» STATED PROBLEM: List every line below containing "share".

[begin INFORMATION SUPPLIED]

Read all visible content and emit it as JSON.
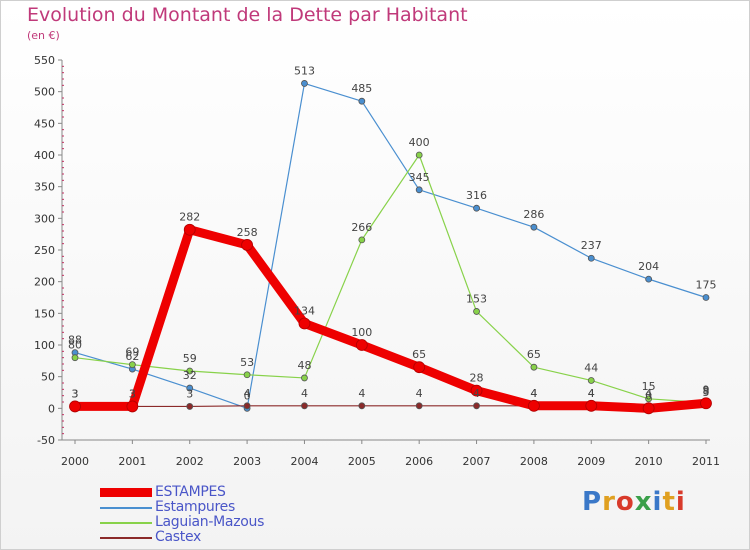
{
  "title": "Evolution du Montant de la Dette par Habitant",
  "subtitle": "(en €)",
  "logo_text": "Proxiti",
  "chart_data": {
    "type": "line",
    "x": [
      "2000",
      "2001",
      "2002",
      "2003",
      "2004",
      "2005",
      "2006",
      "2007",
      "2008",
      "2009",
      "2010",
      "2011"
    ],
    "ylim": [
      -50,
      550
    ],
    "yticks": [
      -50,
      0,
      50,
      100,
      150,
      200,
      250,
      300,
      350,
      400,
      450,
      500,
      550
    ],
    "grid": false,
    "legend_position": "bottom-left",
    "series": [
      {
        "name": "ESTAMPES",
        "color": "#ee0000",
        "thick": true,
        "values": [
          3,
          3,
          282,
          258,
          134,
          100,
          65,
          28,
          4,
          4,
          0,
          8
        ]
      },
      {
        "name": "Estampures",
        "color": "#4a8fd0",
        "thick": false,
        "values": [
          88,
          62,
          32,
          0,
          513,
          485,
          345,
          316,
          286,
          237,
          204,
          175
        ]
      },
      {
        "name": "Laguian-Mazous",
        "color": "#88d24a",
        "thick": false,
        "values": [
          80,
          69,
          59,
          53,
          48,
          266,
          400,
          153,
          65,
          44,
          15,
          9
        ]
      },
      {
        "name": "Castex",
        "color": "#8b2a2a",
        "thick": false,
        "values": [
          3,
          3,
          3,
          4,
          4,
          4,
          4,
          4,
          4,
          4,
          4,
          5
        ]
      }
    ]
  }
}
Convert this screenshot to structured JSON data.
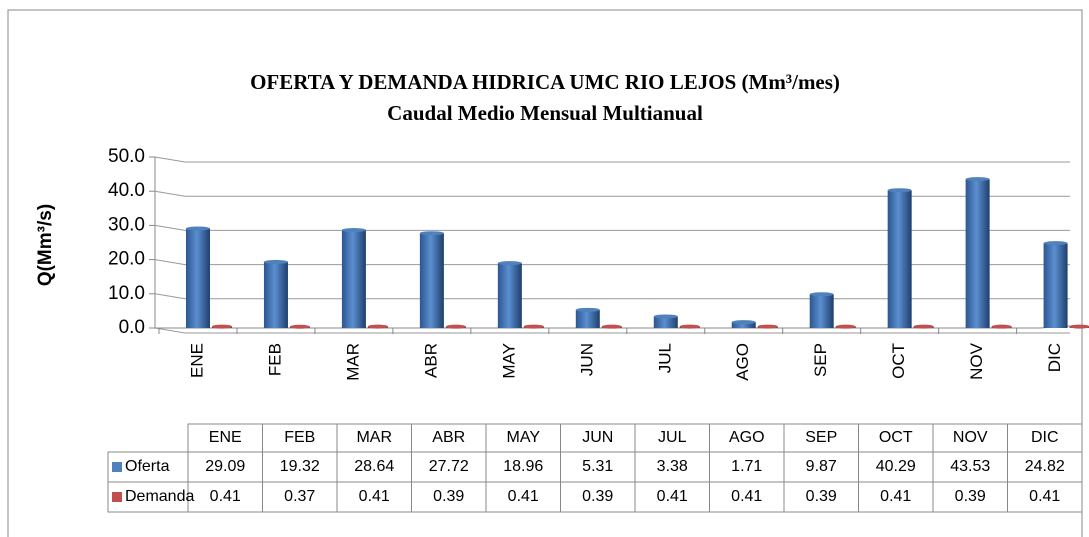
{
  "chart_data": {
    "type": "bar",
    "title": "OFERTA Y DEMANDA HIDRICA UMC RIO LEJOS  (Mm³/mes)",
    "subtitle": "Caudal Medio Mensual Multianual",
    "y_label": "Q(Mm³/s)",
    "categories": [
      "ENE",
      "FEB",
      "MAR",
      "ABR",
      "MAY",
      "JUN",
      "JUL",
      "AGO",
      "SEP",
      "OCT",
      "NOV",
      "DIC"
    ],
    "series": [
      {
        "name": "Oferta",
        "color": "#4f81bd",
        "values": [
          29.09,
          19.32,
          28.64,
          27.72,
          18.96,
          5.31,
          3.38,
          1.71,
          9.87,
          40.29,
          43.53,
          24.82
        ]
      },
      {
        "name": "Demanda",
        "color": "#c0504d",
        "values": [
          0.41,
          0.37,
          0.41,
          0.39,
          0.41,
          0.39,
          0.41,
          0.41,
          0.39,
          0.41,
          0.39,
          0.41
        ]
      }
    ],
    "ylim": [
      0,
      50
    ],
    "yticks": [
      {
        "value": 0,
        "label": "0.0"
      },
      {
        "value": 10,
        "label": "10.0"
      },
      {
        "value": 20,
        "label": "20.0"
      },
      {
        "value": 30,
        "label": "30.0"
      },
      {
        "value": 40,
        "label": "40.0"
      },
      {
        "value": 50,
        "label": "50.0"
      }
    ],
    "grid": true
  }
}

[end INFORMATION SUPPLIED]
[begin INFORMATION SUPPLIED]

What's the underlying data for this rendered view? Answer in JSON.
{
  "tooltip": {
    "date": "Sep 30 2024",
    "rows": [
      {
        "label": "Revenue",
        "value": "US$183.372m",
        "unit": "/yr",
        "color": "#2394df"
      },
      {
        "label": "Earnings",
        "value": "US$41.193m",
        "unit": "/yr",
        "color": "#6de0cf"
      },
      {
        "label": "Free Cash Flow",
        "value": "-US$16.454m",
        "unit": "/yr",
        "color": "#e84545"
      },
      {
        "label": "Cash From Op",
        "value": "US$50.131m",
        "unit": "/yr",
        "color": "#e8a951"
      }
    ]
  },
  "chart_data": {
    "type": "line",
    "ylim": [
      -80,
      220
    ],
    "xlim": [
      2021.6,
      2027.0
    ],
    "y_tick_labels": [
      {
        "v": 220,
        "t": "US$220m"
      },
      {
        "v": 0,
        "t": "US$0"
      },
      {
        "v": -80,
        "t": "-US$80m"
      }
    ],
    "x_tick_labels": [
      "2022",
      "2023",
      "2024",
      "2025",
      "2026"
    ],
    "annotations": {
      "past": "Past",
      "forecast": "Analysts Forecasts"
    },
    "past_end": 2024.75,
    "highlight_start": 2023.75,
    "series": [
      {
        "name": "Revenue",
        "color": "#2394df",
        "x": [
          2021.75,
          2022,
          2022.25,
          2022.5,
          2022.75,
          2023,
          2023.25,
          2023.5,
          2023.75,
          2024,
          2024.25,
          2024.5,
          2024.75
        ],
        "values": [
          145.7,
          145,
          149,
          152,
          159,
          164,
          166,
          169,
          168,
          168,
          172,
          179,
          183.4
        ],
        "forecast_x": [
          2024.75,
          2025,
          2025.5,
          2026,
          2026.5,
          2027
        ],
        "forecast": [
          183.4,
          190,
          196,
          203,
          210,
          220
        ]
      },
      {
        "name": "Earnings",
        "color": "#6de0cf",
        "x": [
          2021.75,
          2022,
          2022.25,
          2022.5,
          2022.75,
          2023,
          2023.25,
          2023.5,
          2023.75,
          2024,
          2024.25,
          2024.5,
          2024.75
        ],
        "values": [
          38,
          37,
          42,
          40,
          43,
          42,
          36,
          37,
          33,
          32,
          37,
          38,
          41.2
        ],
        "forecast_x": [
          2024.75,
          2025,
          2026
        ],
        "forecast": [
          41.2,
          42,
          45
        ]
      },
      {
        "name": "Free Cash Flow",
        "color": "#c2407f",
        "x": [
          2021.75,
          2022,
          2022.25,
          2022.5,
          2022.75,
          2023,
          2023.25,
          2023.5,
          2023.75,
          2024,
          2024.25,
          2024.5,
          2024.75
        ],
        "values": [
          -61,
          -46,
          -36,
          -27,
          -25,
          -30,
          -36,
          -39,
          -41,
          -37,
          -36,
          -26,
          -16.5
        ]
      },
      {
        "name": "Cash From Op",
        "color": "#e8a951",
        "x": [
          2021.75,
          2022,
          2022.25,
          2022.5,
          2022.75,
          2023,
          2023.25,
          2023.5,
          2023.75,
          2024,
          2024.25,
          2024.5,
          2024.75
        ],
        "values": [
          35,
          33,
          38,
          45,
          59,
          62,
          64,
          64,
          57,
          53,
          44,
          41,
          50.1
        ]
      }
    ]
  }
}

[end INFORMATION SUPPLIED]
[begin INFORMATION SUPPLIED]

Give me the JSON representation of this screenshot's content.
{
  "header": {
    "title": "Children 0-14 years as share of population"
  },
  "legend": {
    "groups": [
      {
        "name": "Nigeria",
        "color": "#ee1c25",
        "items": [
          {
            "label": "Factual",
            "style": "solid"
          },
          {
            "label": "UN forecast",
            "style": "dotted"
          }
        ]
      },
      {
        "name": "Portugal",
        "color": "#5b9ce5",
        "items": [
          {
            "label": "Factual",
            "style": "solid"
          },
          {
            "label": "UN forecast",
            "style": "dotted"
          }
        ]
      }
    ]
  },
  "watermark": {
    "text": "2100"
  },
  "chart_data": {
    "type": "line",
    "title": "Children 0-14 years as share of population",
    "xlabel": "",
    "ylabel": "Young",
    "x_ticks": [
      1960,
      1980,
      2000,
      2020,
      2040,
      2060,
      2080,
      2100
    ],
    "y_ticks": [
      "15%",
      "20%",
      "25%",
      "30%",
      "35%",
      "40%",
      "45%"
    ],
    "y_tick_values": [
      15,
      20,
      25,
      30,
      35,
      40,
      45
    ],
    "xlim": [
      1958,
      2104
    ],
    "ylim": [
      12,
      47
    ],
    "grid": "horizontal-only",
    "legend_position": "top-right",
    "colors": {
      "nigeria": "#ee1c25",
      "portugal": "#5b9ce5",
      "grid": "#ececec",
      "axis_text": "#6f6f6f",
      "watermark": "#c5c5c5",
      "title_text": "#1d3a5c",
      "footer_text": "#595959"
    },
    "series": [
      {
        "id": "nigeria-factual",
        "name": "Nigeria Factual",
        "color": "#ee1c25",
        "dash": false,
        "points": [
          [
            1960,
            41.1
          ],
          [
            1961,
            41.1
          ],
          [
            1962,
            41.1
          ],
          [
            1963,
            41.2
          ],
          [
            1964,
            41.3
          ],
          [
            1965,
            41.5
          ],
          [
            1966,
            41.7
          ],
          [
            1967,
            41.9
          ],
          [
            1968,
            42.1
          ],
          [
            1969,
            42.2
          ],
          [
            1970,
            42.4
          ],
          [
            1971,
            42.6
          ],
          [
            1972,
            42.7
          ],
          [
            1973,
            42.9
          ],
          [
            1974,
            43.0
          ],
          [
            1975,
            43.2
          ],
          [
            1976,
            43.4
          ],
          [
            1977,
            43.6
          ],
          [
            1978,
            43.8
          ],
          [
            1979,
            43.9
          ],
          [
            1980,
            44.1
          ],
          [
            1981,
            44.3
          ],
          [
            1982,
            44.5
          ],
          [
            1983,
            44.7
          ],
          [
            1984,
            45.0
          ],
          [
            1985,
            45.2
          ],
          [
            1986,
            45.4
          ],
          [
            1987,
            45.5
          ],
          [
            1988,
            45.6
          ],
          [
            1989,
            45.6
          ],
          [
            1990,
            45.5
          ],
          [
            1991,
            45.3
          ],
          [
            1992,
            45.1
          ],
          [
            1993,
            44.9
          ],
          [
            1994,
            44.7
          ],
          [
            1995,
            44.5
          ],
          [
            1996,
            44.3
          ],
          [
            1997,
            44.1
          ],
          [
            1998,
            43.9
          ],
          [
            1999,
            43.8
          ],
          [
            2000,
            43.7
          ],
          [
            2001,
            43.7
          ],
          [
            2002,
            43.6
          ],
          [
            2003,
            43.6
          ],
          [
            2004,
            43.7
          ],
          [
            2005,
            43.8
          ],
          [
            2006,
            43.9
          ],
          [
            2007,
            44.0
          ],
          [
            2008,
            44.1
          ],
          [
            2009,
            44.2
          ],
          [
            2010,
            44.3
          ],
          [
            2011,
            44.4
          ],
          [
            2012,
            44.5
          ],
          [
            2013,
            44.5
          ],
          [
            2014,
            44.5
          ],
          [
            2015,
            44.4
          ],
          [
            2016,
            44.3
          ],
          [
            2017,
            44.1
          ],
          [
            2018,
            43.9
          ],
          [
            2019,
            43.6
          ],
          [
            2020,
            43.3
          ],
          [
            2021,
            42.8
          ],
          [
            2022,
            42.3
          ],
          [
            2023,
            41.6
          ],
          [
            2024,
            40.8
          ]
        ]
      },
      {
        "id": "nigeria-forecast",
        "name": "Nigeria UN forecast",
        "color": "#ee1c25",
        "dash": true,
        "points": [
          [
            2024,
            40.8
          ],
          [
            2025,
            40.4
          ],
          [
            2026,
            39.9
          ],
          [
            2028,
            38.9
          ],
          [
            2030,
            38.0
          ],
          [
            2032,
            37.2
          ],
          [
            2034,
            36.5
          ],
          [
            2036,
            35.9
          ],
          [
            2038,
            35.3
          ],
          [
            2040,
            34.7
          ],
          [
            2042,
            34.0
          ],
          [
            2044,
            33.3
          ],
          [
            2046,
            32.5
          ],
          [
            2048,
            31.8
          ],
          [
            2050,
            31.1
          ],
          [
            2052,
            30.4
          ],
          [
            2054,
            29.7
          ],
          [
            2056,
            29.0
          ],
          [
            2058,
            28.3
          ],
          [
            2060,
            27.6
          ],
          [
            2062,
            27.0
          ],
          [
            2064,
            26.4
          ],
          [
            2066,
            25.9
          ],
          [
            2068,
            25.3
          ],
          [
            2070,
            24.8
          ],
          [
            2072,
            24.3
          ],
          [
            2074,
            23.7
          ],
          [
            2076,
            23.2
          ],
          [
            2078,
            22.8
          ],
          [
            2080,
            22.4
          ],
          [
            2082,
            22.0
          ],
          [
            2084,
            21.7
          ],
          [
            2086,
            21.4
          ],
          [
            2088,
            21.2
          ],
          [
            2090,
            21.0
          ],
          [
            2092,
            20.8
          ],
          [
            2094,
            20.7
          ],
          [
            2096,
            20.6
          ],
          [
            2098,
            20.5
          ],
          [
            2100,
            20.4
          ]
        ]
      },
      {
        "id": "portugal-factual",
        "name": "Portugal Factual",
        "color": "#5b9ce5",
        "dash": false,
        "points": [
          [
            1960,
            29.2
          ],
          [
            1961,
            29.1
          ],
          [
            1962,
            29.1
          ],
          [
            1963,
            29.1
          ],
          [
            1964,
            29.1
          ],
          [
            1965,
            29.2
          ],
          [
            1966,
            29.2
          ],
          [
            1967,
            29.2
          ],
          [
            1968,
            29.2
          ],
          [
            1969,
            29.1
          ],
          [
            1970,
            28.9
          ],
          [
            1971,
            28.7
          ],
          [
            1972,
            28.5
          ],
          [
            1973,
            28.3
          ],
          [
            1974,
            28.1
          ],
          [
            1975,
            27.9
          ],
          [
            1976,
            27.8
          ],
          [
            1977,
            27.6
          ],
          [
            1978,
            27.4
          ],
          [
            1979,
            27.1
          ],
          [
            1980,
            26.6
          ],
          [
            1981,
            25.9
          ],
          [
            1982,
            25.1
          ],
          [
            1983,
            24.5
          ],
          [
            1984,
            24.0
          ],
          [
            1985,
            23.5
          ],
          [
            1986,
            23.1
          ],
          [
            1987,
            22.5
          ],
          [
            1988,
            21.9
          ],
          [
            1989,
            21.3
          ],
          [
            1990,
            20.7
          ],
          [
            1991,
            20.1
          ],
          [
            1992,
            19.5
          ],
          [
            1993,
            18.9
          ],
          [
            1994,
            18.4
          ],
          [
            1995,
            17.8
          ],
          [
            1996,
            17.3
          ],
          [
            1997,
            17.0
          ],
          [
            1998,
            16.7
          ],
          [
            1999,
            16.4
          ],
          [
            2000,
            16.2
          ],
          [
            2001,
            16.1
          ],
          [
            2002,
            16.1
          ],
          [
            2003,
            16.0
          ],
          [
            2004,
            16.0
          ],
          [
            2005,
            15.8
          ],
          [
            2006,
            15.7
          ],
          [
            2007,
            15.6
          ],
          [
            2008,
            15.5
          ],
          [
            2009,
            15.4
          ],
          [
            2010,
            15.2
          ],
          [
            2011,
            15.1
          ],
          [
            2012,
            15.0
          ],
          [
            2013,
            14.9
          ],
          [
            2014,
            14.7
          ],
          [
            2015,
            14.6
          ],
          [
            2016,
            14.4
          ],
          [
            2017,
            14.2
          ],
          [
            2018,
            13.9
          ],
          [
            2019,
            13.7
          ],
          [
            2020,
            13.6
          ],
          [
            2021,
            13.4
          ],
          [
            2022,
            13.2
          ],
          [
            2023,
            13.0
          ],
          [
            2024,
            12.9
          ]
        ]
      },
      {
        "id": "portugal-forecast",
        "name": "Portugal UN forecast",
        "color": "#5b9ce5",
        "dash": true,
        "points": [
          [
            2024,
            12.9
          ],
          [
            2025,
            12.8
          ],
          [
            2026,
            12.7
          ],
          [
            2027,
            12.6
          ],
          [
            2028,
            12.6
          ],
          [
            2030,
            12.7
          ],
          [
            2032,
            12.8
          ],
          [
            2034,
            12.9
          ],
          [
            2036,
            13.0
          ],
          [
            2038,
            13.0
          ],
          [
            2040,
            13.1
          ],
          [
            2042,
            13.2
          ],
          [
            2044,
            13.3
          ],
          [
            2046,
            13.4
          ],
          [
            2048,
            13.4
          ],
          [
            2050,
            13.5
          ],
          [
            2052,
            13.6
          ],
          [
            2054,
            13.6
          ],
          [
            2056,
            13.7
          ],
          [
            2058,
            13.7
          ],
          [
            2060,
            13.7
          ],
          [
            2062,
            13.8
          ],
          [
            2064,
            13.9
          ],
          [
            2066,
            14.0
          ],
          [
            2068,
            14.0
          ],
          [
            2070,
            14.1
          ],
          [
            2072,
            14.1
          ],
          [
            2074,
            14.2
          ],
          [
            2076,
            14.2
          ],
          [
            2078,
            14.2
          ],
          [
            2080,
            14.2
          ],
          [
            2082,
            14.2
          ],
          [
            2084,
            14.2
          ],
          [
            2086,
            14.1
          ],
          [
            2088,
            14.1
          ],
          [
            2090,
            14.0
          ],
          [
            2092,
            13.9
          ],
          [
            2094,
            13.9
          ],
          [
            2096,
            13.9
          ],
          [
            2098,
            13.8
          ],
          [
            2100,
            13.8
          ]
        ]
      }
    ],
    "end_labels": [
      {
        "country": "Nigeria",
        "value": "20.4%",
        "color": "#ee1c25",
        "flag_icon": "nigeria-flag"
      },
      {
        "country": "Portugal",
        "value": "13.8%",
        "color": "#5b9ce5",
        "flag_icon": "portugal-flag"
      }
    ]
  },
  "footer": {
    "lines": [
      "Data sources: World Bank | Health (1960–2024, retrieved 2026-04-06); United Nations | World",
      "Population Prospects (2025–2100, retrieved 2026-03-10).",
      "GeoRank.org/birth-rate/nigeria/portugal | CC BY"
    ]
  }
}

[end INFORMATION SUPPLIED]

» RESULT:
    "title": "Children 0-14 years as share of population"
    "title": "Children 0-14 years as share of population",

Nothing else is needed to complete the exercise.